GOAL - Type the records out again in full, exactly.

Dataset records
========

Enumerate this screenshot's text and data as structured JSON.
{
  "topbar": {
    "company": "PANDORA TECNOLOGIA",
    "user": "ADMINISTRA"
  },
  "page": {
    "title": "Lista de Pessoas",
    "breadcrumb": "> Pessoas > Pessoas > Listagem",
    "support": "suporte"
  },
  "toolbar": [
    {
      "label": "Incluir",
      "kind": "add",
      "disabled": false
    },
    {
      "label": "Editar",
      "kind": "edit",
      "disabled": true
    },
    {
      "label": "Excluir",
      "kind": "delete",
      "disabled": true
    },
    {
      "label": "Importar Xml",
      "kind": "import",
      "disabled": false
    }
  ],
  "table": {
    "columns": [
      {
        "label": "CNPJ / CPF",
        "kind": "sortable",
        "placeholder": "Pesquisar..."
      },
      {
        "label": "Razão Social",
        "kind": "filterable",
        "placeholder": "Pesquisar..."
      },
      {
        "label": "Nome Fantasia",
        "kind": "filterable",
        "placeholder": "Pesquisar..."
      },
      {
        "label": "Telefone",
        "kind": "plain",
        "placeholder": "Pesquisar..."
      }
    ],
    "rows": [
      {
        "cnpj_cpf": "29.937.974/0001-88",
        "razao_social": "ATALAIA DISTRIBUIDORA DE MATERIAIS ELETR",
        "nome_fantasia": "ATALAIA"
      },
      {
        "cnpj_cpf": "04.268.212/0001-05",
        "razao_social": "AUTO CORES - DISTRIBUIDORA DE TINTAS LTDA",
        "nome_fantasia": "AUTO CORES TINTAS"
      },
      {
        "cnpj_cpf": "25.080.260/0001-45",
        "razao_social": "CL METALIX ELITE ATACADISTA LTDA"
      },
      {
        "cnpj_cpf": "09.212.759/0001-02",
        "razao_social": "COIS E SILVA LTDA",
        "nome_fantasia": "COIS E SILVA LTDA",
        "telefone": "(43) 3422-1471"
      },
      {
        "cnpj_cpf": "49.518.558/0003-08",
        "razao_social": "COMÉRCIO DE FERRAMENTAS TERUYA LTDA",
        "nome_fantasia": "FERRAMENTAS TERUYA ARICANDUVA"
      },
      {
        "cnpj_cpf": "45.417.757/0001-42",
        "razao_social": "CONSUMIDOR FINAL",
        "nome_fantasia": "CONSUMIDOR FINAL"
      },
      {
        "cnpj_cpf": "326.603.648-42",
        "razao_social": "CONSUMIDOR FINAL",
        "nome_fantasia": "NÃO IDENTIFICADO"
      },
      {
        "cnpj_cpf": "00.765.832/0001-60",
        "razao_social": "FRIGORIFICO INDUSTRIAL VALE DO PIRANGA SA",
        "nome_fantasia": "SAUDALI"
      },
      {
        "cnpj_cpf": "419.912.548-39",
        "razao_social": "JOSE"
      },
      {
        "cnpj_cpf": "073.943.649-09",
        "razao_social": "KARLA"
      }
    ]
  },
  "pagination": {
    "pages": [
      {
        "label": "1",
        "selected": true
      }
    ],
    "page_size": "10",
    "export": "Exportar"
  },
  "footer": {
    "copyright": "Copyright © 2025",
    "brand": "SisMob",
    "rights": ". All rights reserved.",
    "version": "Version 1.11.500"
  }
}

========

WRITTEN ANSWER -
Enumerate this screenshot's text and data as structured JSON.
{
  "topbar": {
    "company": "PANDORA TECNOLOGIA",
    "user": "ADMINISTRA"
  },
  "page": {
    "title": "Lista de Pessoas",
    "breadcrumb": "> Pessoas > Pessoas > Listagem",
    "support": "suporte"
  },
  "toolbar": [
    {
      "label": "Incluir",
      "kind": "add",
      "disabled": false
    },
    {
      "label": "Editar",
      "kind": "edit",
      "disabled": true
    },
    {
      "label": "Excluir",
      "kind": "delete",
      "disabled": true
    },
    {
      "label": "Importar Xml",
      "kind": "import",
      "disabled": false
    }
  ],
  "table": {
    "columns": [
      {
        "label": "CNPJ / CPF",
        "kind": "sortable",
        "placeholder": "Pesquisar..."
      },
      {
        "label": "Razão Social",
        "kind": "filterable",
        "placeholder": "Pesquisar..."
      },
      {
        "label": "Nome Fantasia",
        "kind": "filterable",
        "placeholder": "Pesquisar..."
      },
      {
        "label": "Telefone",
        "kind": "plain",
        "placeholder": "Pesquisar..."
      }
    ],
    "rows": [
      {
        "cnpj_cpf": "29.937.974/0001-88",
        "razao_social": "ATALAIA DISTRIBUIDORA DE MATERIAIS ELETR",
        "nome_fantasia": "ATALAIA"
      },
      {
        "cnpj_cpf": "04.268.212/0001-05",
        "razao_social": "AUTO CORES - DISTRIBUIDORA DE TINTAS LTDA",
        "nome_fantasia": "AUTO CORES TINTAS"
      },
      {
        "cnpj_cpf": "25.080.260/0001-45",
        "razao_social": "CL METALIX ELITE ATACADISTA LTDA"
      },
      {
        "cnpj_cpf": "09.212.759/0001-02",
        "razao_social": "COIS E SILVA LTDA",
        "nome_fantasia": "COIS E SILVA LTDA",
        "telefone": "(43) 3422-1471"
      },
      {
        "cnpj_cpf": "49.518.558/0003-08",
        "razao_social": "COMÉRCIO DE FERRAMENTAS TERUYA LTDA",
        "nome_fantasia": "FERRAMENTAS TERUYA ARICANDUVA"
      },
      {
        "cnpj_cpf": "45.417.757/0001-42",
        "razao_social": "CONSUMIDOR FINAL",
        "nome_fantasia": "CONSUMIDOR FINAL"
      },
      {
        "cnpj_cpf": "326.603.648-42",
        "razao_social": "CONSUMIDOR FINAL",
        "nome_fantasia": "NÃO IDENTIFICADO"
      },
      {
        "cnpj_cpf": "00.765.832/0001-60",
        "razao_social": "FRIGORIFICO INDUSTRIAL VALE DO PIRANGA SA",
        "nome_fantasia": "SAUDALI"
      },
      {
        "cnpj_cpf": "419.912.548-39",
        "razao_social": "JOSE"
      },
      {
        "cnpj_cpf": "073.943.649-09",
        "razao_social": "KARLA"
      }
    ]
  },
  "pagination": {
    "pages": [
      {
        "label": "1",
        "selected": true
      }
    ],
    "page_size": "10",
    "export": "Exportar"
  },
  "footer": {
    "copyright": "Copyright © 2025",
    "brand": "SisMob",
    "rights": ". All rights reserved.",
    "version": "Version 1.11.500"
  }
}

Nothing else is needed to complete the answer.